**Directions for this task:** Transcribe every line exactly. Leave the pictures behind.

**Materials provided:**
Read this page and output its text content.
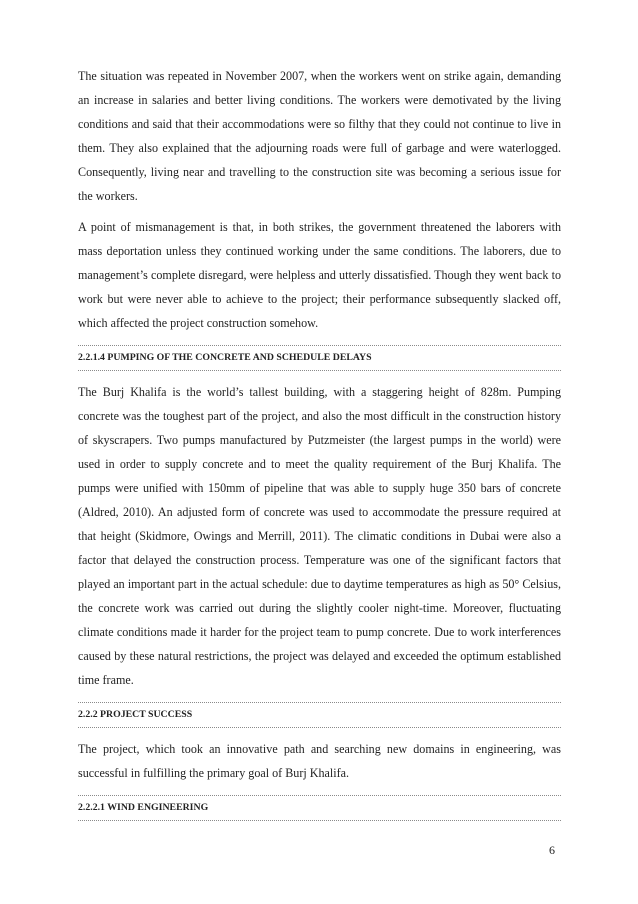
The situation was repeated in November 2007, when the workers went on strike again, demanding an increase in salaries and better living conditions. The workers were demotivated by the living conditions and said that their accommodations were so filthy that they could not continue to live in them. They also explained that the adjourning roads were full of garbage and were waterlogged. Consequently, living near and travelling to the construction site was becoming a serious issue for the workers.

A point of mismanagement is that, in both strikes, the government threatened the laborers with mass deportation unless they continued working under the same conditions. The laborers, due to management’s complete disregard, were helpless and utterly dissatisfied. Though they went back to work but were never able to achieve to the project; their performance subsequently slacked off, which affected the project construction somehow.

2.2.1.4 PUMPING OF THE CONCRETE AND SCHEDULE DELAYS

The Burj Khalifa is the world’s tallest building, with a staggering height of 828m. Pumping concrete was the toughest part of the project, and also the most difficult in the construction history of skyscrapers. Two pumps manufactured by Putzmeister (the largest pumps in the world) were used in order to supply concrete and to meet the quality requirement of the Burj Khalifa. The pumps were unified with 150mm of pipeline that was able to supply huge 350 bars of concrete (Aldred, 2010). An adjusted form of concrete was used to accommodate the pressure required at that height (Skidmore, Owings and Merrill, 2011). The climatic conditions in Dubai were also a factor that delayed the construction process. Temperature was one of the significant factors that played an important part in the actual schedule: due to daytime temperatures as high as 50° Celsius, the concrete work was carried out during the slightly cooler night-time. Moreover, fluctuating climate conditions made it harder for the project team to pump concrete. Due to work interferences caused by these natural restrictions, the project was delayed and exceeded the optimum established time frame.

2.2.2 PROJECT SUCCESS

The project, which took an innovative path and searching new domains in engineering, was successful in fulfilling the primary goal of Burj Khalifa.

2.2.2.1 WIND ENGINEERING
6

**Final answer:**
Read this page and output its text content.
The situation was repeated in November 2007, when the workers went on strike again, demanding an increase in salaries and better living conditions. The workers were demotivated by the living conditions and said that their accommodations were so filthy that they could not continue to live in them. They also explained that the adjourning roads were full of garbage and were waterlogged. Consequently, living near and travelling to the construction site was becoming a serious issue for the workers.

A point of mismanagement is that, in both strikes, the government threatened the laborers with mass deportation unless they continued working under the same conditions. The laborers, due to management’s complete disregard, were helpless and utterly dissatisfied. Though they went back to work but were never able to achieve to the project; their performance subsequently slacked off, which affected the project construction somehow.

2.2.1.4 PUMPING OF THE CONCRETE AND SCHEDULE DELAYS

The Burj Khalifa is the world’s tallest building, with a staggering height of 828m. Pumping concrete was the toughest part of the project, and also the most difficult in the construction history of skyscrapers. Two pumps manufactured by Putzmeister (the largest pumps in the world) were used in order to supply concrete and to meet the quality requirement of the Burj Khalifa. The pumps were unified with 150mm of pipeline that was able to supply huge 350 bars of concrete (Aldred, 2010). An adjusted form of concrete was used to accommodate the pressure required at that height (Skidmore, Owings and Merrill, 2011). The climatic conditions in Dubai were also a factor that delayed the construction process. Temperature was one of the significant factors that played an important part in the actual schedule: due to daytime temperatures as high as 50° Celsius, the concrete work was carried out during the slightly cooler night-time. Moreover, fluctuating climate conditions made it harder for the project team to pump concrete. Due to work interferences caused by these natural restrictions, the project was delayed and exceeded the optimum established time frame.

2.2.2 PROJECT SUCCESS

The project, which took an innovative path and searching new domains in engineering, was successful in fulfilling the primary goal of Burj Khalifa.

2.2.2.1 WIND ENGINEERING
6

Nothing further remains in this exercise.